§ SHORT EXERCISE
Copy out all the lines where "this" shows up.
===============
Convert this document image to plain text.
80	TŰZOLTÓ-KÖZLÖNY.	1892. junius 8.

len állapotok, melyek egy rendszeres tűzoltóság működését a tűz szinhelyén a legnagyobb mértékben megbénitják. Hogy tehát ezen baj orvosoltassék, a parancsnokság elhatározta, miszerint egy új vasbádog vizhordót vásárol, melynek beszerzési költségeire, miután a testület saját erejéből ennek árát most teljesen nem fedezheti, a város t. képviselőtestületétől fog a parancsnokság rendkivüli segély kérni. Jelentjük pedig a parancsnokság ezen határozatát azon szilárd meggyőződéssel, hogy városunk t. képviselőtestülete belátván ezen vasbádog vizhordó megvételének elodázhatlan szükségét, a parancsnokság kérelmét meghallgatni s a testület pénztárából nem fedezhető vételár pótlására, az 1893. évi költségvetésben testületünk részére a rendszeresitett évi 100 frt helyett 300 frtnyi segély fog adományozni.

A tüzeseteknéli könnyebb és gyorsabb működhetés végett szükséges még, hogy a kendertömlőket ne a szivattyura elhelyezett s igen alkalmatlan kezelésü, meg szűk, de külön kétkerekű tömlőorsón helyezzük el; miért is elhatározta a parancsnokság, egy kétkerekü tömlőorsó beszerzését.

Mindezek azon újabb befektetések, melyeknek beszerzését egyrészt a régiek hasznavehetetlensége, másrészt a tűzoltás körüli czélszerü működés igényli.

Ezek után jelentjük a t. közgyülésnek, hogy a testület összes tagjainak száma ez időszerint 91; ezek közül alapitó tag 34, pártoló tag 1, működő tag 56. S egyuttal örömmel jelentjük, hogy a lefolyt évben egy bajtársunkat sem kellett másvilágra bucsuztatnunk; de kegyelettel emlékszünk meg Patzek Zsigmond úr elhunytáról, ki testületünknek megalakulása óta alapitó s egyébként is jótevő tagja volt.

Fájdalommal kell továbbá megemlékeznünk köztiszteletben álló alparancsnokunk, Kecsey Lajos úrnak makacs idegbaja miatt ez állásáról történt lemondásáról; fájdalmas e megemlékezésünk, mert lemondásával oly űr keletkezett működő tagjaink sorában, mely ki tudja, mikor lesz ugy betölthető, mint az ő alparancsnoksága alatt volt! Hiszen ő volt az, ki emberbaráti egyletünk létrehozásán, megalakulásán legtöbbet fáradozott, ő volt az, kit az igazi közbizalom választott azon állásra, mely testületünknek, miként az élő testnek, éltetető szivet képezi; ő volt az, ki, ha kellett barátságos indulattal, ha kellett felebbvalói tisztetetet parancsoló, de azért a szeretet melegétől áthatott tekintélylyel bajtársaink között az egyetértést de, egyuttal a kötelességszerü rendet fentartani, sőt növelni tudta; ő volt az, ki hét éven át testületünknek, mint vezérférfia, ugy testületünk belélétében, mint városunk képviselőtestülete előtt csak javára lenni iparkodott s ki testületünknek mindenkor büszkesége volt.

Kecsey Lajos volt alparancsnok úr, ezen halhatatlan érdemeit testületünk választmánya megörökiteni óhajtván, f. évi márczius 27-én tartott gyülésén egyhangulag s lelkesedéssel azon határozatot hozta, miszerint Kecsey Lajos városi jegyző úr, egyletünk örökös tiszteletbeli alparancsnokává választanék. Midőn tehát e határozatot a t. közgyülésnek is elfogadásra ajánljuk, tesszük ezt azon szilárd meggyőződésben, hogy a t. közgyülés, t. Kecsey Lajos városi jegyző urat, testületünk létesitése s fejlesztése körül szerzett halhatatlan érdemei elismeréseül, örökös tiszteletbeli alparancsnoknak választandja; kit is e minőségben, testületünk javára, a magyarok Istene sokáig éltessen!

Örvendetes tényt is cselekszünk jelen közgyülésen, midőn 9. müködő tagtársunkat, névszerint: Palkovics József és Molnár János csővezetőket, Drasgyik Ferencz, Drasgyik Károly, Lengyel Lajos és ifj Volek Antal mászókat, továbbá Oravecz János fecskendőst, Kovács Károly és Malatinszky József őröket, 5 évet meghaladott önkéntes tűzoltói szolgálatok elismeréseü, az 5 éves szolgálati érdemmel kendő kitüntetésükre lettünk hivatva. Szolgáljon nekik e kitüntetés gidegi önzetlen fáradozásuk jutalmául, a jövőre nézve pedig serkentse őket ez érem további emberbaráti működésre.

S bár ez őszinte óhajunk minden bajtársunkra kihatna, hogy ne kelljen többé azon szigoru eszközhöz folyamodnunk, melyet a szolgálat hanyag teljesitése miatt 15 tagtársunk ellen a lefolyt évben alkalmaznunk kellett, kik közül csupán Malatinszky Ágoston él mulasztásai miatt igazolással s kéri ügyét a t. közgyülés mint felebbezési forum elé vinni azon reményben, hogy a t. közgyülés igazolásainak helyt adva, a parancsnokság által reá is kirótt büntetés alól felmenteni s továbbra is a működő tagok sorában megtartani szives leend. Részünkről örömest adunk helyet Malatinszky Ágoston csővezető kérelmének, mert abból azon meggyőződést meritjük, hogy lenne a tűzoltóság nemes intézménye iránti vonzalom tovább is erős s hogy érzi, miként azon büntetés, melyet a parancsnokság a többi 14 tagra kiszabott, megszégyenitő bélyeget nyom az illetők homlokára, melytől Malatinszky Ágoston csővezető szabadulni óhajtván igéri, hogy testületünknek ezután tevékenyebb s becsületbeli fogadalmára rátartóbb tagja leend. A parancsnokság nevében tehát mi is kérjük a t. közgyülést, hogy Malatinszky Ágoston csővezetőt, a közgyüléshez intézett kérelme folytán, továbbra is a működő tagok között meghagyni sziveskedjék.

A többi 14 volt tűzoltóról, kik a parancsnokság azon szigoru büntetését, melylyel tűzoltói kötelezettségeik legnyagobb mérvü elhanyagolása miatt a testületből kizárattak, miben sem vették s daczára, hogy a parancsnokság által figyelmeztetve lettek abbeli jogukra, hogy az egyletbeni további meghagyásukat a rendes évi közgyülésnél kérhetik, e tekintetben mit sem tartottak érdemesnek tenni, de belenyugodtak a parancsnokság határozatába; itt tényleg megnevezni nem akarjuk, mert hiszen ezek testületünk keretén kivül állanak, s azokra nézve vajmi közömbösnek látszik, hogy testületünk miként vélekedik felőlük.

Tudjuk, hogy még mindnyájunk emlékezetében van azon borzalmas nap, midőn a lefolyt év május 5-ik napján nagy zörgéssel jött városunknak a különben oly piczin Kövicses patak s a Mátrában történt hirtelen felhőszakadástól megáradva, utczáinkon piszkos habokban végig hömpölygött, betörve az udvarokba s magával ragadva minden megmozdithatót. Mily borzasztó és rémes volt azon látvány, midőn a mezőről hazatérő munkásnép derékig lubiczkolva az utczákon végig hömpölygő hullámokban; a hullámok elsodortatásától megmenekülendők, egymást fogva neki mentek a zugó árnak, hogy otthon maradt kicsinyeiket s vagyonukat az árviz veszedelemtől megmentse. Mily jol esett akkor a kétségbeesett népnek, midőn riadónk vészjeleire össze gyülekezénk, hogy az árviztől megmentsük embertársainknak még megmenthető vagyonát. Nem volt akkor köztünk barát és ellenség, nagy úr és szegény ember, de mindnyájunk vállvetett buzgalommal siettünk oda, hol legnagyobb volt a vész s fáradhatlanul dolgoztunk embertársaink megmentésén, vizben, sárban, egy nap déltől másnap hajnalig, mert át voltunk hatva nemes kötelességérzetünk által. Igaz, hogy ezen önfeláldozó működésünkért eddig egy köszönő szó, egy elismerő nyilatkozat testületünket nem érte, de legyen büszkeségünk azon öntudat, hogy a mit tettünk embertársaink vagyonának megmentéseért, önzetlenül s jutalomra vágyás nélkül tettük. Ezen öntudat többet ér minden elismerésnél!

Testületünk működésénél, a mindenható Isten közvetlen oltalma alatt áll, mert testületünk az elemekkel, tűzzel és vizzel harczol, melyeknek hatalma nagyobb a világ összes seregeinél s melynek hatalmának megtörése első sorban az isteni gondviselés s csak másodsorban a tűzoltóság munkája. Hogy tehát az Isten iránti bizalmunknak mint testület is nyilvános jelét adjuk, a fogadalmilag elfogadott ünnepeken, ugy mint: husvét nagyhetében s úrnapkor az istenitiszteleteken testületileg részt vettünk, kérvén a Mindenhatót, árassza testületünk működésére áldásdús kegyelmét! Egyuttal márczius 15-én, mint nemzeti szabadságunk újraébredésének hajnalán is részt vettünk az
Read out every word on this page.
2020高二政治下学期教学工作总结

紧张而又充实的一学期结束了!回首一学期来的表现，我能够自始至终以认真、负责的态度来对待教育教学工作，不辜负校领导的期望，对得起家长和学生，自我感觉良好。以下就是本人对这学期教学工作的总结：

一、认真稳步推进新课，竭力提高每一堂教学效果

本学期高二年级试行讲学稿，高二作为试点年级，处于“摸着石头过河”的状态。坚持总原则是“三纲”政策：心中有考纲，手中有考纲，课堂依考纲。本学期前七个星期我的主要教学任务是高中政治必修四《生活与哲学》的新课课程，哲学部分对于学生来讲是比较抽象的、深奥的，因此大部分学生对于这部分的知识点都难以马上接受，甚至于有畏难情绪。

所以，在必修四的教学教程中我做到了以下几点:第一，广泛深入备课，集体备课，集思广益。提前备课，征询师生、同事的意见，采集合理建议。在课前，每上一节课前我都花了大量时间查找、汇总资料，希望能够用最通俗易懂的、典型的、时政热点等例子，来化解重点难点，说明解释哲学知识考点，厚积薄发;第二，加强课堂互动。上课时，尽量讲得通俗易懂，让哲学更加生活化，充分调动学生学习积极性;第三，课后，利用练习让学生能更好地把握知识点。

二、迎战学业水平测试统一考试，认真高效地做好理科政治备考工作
===============
§ TASK RESULT
Convert this document image to plain text.
Read out every word on this page.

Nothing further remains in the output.